Pull out every line of the material that contains the string "left", matching case exactly.

Coordinate annotation records
-- BEGIN --
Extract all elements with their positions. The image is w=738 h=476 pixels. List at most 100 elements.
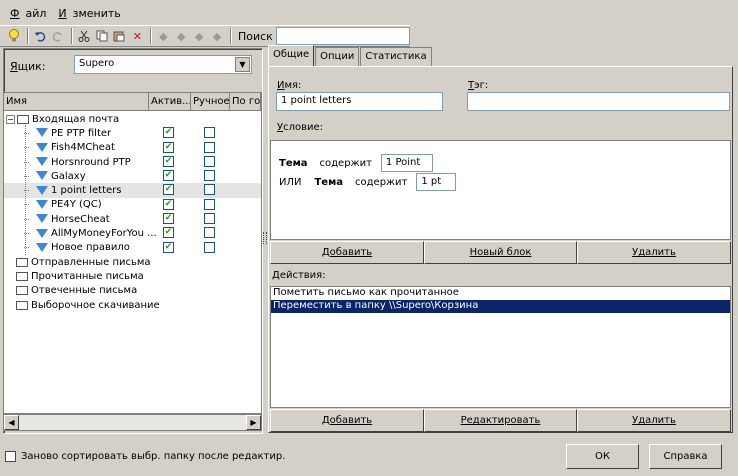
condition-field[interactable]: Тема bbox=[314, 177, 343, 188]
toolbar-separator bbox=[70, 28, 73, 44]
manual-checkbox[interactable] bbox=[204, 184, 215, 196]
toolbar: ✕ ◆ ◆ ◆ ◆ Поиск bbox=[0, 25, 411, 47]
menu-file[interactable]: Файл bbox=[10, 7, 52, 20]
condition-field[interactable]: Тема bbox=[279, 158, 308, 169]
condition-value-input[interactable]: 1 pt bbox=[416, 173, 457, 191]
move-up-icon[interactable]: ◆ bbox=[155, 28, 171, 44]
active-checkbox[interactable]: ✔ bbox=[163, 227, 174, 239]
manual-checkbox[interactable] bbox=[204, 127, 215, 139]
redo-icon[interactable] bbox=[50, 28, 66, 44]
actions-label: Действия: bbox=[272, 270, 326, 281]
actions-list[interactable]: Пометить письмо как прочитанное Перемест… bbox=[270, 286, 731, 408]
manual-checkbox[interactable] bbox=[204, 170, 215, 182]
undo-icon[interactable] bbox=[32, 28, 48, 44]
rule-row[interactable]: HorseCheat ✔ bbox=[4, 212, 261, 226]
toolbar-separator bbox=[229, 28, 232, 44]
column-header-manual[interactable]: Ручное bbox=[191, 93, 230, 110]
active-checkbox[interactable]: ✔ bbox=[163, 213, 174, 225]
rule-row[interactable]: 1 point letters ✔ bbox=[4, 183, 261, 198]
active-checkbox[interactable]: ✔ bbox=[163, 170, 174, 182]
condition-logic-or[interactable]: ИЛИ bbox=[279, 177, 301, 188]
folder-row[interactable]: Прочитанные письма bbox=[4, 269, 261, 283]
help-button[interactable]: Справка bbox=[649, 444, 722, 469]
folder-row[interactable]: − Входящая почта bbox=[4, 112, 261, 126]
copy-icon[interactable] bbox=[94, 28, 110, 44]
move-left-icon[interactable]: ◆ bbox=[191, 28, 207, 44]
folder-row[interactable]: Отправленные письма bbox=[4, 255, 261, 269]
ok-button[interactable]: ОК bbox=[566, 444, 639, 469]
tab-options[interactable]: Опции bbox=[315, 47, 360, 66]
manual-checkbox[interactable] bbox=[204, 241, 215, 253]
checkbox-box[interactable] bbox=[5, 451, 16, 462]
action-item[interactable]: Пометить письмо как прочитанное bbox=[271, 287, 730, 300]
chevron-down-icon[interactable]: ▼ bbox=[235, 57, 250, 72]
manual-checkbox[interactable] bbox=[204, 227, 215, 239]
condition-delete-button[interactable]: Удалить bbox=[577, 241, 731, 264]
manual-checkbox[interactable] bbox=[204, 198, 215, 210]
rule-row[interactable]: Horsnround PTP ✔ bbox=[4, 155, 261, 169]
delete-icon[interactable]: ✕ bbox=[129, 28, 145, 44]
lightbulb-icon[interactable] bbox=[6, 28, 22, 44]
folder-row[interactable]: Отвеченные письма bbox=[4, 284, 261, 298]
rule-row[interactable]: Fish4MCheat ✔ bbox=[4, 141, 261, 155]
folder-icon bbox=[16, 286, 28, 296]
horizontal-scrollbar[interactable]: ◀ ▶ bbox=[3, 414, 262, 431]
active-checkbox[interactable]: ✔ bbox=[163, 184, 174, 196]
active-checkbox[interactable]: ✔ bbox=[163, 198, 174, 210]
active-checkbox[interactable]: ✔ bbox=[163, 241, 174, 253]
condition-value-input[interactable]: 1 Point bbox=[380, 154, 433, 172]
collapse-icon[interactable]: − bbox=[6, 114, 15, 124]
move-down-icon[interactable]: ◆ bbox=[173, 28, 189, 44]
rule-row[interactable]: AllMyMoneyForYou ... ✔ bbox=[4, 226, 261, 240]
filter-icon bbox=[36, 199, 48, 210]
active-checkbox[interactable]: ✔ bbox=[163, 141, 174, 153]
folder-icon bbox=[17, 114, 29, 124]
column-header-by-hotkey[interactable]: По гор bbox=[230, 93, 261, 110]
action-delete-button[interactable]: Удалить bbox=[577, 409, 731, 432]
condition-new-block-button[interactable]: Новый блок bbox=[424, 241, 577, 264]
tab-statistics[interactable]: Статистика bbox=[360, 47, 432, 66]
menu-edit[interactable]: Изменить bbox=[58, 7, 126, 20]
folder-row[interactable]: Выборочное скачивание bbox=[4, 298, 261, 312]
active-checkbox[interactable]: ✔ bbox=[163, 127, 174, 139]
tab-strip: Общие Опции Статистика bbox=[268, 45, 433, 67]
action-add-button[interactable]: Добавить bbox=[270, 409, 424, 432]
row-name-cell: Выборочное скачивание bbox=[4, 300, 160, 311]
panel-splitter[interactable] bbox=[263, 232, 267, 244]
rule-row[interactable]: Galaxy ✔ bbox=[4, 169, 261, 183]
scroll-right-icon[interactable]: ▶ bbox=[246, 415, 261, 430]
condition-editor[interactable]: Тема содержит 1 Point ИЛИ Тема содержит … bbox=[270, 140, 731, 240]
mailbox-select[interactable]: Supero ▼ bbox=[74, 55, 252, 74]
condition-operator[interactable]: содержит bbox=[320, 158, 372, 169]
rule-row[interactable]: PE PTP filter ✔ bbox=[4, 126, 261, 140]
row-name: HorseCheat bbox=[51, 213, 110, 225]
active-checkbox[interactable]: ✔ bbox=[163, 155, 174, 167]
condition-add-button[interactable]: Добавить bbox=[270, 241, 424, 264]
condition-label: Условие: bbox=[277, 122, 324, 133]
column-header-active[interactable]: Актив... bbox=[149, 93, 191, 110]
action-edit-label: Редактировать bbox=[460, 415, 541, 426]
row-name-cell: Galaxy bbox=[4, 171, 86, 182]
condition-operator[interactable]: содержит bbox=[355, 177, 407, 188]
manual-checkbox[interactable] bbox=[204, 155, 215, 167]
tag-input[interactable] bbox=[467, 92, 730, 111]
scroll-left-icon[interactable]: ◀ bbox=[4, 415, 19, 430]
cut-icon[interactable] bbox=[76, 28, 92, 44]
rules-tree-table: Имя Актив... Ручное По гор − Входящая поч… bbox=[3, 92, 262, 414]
-- END --
→ **Problem solution**
move-left-icon[interactable]: ◆ bbox=[191, 28, 207, 44]
scroll-left-icon[interactable]: ◀ bbox=[4, 415, 19, 430]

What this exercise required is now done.